## Given exercise
Count lines holding the string "JSON" in the data that follows. Reply with one number only.

— Begin Given entries —

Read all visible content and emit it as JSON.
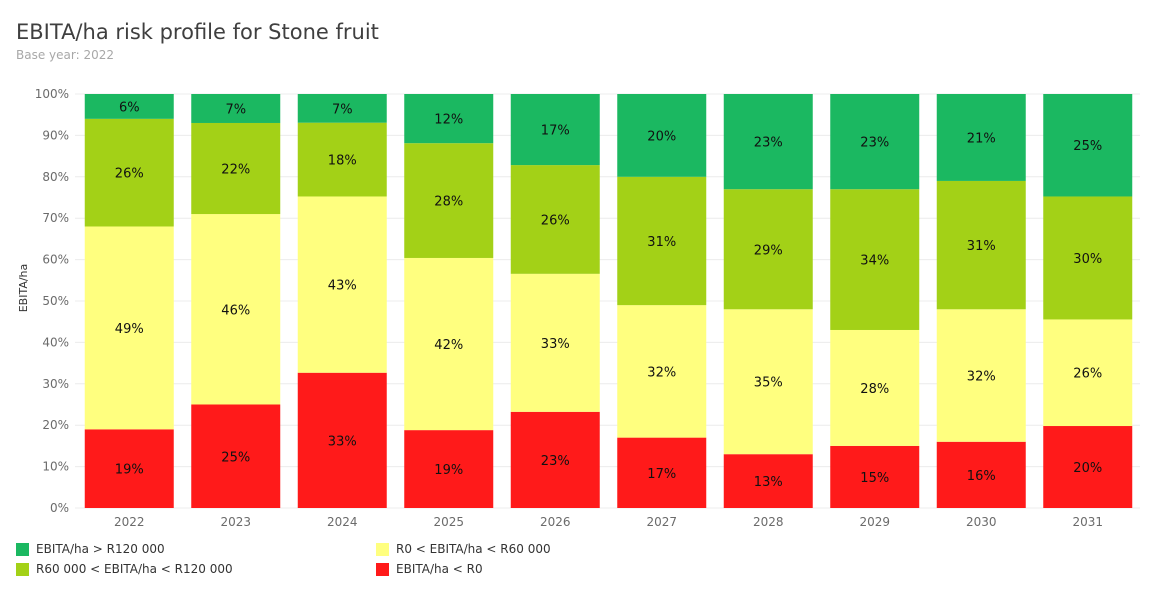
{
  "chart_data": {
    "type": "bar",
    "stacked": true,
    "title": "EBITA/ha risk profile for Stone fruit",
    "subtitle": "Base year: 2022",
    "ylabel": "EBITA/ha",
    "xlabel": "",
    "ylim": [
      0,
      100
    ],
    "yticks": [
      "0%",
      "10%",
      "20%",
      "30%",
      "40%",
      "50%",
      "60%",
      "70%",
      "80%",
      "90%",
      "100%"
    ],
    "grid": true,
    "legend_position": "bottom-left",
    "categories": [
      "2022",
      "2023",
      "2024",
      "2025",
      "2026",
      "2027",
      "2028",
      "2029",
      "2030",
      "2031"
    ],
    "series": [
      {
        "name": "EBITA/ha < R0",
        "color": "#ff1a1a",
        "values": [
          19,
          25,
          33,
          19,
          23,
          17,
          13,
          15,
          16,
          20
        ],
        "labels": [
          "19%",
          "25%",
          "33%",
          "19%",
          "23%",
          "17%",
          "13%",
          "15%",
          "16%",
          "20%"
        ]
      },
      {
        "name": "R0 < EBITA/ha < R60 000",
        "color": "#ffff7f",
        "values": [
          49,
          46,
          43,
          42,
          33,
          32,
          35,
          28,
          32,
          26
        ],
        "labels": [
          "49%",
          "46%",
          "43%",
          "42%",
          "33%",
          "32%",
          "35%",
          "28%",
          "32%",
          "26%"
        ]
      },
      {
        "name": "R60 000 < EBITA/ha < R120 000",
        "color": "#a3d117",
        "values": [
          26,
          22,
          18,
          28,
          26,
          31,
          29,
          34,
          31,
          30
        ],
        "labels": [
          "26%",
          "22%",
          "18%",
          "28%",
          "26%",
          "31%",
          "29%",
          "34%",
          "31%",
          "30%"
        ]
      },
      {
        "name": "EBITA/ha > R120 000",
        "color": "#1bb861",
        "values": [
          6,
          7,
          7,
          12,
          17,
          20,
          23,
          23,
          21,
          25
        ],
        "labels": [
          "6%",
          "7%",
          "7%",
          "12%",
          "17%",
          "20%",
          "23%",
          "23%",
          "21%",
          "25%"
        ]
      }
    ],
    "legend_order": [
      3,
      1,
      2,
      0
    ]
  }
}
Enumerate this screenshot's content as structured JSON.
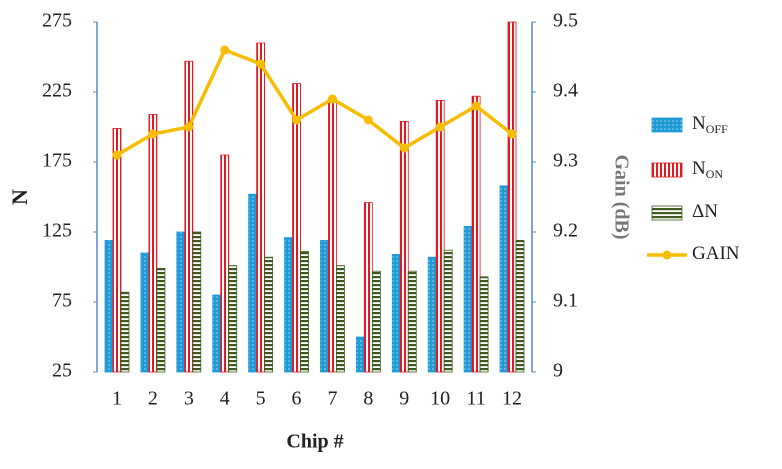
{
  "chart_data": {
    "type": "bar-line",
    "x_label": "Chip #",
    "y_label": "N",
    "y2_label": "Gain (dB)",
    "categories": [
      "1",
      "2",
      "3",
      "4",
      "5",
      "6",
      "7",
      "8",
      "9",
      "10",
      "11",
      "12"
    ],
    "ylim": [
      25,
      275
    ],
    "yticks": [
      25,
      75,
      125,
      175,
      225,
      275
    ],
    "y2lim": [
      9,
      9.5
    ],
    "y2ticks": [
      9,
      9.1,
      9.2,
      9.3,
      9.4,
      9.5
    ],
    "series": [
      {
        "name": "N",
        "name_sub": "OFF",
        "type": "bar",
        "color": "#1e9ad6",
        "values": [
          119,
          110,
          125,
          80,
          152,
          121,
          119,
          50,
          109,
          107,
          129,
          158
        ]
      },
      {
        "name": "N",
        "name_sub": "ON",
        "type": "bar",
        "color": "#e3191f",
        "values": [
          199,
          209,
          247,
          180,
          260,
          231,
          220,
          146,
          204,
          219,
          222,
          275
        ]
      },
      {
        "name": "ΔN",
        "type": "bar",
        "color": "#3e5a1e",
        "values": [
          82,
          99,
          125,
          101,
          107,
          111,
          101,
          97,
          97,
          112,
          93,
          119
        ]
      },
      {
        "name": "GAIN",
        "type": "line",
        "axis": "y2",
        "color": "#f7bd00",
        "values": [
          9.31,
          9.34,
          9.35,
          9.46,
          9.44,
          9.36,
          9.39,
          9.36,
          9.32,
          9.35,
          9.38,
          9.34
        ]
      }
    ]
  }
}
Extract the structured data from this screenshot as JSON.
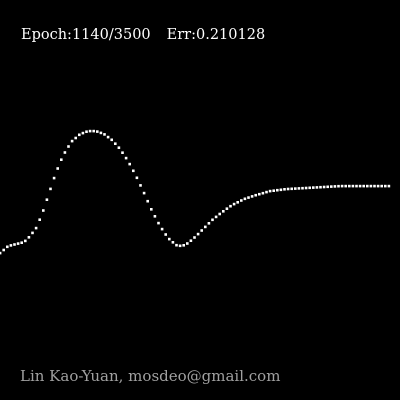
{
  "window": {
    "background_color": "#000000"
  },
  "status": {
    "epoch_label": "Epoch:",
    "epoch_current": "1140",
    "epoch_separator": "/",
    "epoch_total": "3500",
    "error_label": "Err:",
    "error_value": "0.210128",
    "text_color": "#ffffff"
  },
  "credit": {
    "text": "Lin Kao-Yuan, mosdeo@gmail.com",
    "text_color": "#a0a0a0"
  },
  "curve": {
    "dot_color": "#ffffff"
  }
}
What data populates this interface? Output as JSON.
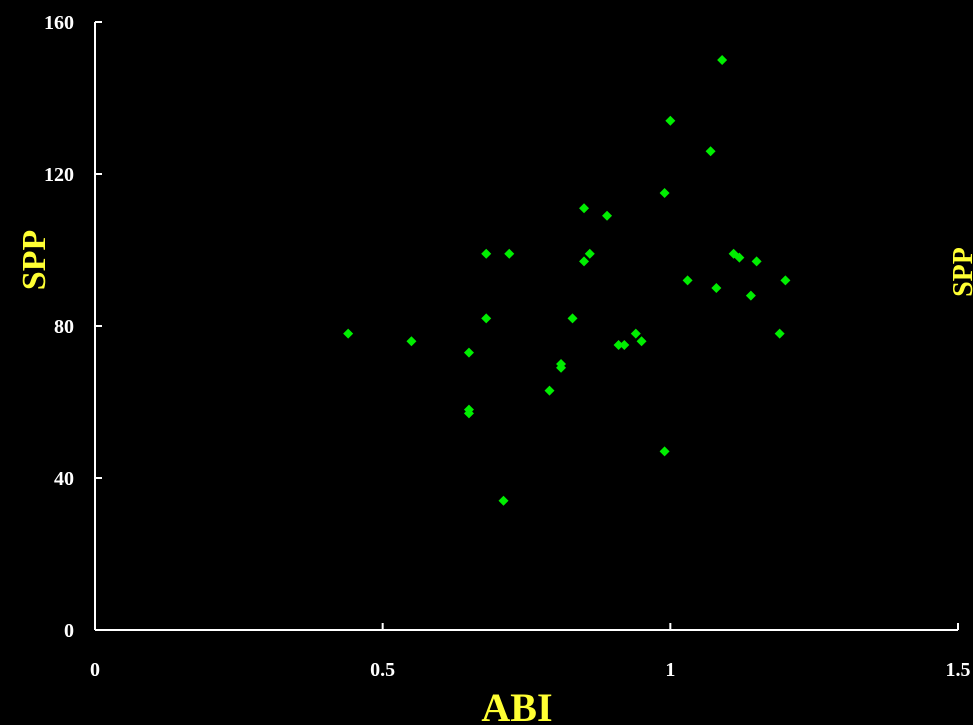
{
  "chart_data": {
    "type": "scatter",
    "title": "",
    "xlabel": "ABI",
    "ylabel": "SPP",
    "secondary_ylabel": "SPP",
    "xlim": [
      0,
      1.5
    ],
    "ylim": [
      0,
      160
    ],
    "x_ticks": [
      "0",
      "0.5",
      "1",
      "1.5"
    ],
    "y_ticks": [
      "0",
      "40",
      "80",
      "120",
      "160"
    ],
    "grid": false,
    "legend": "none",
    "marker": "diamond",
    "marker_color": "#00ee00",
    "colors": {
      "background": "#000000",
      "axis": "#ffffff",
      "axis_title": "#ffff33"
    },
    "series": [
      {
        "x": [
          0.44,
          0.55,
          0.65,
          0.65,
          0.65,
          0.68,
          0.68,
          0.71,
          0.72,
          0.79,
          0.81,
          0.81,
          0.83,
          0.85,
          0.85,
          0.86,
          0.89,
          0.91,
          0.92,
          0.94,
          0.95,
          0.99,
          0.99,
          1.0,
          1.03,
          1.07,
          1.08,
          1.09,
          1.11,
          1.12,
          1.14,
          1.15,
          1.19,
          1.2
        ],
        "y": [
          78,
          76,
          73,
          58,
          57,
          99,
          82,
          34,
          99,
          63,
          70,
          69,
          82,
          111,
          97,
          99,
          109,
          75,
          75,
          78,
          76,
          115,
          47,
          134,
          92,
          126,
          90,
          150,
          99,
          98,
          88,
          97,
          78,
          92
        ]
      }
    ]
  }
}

— End Given entries —

## Answer in full
4